──────── Data extract

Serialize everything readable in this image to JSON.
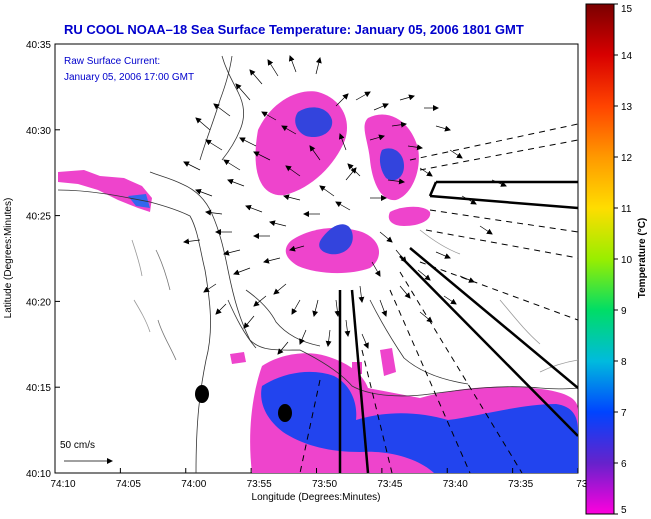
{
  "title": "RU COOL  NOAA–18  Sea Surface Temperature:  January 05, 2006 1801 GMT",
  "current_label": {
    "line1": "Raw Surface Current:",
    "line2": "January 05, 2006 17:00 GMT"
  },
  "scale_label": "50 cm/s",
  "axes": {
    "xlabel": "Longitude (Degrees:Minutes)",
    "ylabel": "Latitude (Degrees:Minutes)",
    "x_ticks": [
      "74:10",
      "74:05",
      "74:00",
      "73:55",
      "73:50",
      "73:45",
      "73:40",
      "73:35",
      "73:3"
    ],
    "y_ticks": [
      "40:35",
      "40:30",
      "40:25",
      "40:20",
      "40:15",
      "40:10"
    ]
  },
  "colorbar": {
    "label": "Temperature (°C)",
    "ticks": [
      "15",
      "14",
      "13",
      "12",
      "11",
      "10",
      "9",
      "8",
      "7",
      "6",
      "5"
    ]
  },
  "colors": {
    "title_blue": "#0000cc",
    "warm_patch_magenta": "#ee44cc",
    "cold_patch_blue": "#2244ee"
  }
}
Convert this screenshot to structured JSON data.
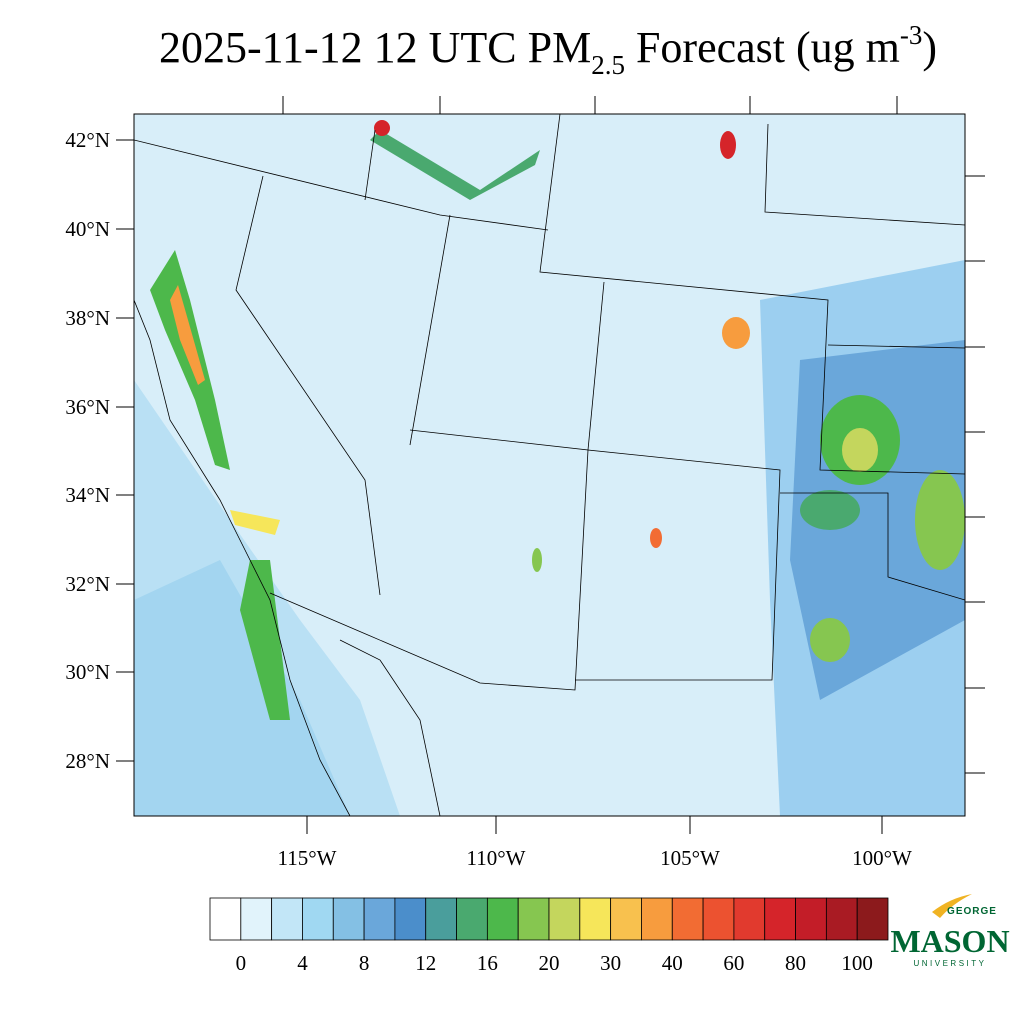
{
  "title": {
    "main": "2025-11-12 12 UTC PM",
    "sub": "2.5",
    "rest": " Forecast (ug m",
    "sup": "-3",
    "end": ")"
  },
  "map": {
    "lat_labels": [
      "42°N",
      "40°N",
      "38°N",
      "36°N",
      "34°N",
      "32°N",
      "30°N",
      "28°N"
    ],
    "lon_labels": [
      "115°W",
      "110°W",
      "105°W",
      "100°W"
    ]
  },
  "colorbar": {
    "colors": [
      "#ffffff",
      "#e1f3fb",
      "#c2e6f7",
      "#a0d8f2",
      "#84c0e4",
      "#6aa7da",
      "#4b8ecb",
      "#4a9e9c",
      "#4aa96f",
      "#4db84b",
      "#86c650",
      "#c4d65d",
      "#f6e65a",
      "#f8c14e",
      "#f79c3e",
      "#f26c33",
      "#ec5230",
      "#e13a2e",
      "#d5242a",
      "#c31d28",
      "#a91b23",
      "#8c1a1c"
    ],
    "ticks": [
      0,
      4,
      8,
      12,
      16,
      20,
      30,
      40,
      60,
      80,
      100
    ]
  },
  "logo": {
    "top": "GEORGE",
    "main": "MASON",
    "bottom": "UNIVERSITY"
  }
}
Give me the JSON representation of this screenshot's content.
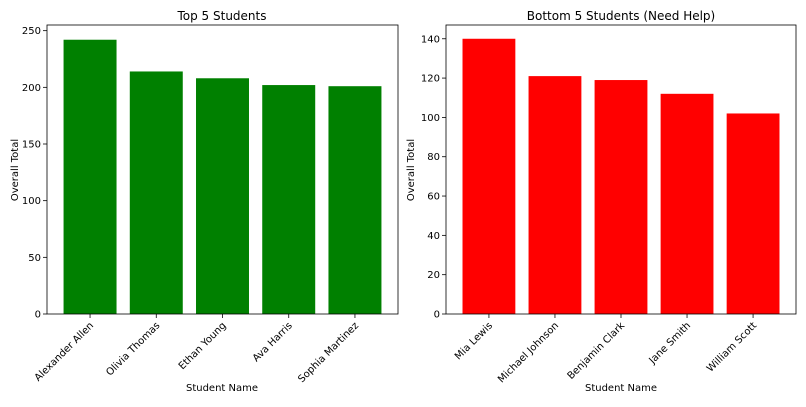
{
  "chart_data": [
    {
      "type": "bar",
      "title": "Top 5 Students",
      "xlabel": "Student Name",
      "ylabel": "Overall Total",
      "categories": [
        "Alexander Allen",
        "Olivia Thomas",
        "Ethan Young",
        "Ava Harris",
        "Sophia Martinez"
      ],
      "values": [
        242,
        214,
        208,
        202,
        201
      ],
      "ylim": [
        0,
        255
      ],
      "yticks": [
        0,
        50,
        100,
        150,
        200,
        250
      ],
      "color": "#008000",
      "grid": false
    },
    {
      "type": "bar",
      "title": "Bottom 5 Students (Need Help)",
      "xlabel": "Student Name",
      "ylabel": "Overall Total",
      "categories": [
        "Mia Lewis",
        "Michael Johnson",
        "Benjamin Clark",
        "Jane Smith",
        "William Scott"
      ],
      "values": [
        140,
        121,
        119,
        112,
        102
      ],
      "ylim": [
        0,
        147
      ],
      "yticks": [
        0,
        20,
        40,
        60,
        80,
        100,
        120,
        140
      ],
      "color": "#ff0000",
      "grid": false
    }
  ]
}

────────────────
──────── Data extract

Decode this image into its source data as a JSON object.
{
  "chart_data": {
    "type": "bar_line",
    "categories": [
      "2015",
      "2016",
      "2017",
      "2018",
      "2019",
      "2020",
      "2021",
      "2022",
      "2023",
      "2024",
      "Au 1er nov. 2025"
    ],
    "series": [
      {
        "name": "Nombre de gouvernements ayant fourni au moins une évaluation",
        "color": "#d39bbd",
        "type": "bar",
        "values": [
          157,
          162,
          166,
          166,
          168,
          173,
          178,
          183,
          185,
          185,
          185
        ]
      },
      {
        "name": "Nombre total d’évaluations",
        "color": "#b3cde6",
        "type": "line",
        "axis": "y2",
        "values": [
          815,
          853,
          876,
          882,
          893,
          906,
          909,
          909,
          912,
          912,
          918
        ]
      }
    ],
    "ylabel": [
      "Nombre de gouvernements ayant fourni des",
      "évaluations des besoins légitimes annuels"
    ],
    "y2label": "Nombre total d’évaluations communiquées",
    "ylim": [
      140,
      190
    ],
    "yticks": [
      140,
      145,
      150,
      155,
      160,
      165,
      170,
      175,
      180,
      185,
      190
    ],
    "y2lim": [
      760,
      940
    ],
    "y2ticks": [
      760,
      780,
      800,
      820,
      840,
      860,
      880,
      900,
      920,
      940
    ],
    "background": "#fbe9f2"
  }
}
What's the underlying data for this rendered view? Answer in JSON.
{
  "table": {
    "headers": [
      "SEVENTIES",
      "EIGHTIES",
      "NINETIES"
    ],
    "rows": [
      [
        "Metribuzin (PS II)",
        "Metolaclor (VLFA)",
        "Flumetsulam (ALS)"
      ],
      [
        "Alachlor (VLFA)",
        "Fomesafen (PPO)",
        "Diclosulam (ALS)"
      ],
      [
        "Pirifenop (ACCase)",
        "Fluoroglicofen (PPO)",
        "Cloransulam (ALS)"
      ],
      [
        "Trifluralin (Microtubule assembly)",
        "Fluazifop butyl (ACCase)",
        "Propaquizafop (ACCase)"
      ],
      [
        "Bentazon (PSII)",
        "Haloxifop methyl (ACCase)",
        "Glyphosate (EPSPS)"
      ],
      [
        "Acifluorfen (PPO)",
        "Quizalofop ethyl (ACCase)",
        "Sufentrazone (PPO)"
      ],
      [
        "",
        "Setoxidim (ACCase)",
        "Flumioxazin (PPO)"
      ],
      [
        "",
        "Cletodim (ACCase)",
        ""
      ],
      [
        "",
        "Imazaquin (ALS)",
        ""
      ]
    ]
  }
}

────────────────
──────── Data extract

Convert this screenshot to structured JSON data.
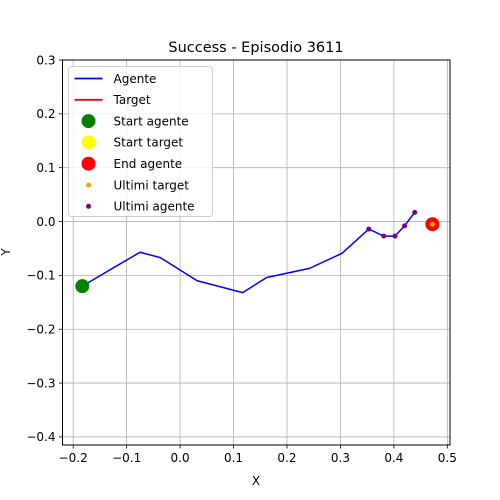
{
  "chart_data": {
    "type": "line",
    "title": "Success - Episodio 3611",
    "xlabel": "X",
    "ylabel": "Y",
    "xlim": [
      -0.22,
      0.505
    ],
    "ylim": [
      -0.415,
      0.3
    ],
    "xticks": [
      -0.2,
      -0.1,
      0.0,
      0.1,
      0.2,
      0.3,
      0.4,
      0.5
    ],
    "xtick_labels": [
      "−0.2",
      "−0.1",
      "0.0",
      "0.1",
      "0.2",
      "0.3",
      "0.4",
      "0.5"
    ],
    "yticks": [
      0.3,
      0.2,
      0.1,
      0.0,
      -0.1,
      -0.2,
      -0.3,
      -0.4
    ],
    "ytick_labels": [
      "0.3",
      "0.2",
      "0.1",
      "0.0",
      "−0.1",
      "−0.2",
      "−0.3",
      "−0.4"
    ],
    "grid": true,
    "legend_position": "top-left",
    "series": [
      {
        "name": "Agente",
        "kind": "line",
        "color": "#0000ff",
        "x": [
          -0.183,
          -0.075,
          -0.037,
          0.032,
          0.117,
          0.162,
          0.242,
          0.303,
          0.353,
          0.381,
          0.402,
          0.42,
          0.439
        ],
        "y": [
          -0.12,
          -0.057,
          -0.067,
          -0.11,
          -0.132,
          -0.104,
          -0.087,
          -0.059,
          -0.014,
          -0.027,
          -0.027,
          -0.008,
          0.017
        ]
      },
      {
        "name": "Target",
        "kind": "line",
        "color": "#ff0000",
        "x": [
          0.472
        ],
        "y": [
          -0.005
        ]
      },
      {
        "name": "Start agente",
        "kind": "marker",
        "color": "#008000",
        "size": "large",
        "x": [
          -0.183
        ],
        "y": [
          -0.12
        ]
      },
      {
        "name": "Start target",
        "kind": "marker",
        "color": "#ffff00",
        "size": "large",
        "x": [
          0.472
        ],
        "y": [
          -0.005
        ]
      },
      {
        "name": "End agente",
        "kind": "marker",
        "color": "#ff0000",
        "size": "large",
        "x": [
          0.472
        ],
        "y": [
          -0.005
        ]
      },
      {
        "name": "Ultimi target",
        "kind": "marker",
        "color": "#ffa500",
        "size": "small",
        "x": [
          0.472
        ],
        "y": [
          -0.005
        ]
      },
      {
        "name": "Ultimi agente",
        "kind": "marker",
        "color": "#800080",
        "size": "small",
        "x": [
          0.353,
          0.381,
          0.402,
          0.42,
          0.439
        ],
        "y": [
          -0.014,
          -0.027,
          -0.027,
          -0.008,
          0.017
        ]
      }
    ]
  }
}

────────────────

__Goal__. Looking at the entries above, say how many lines contain the word "Start". Only the number is wanted.

__The solution__. 2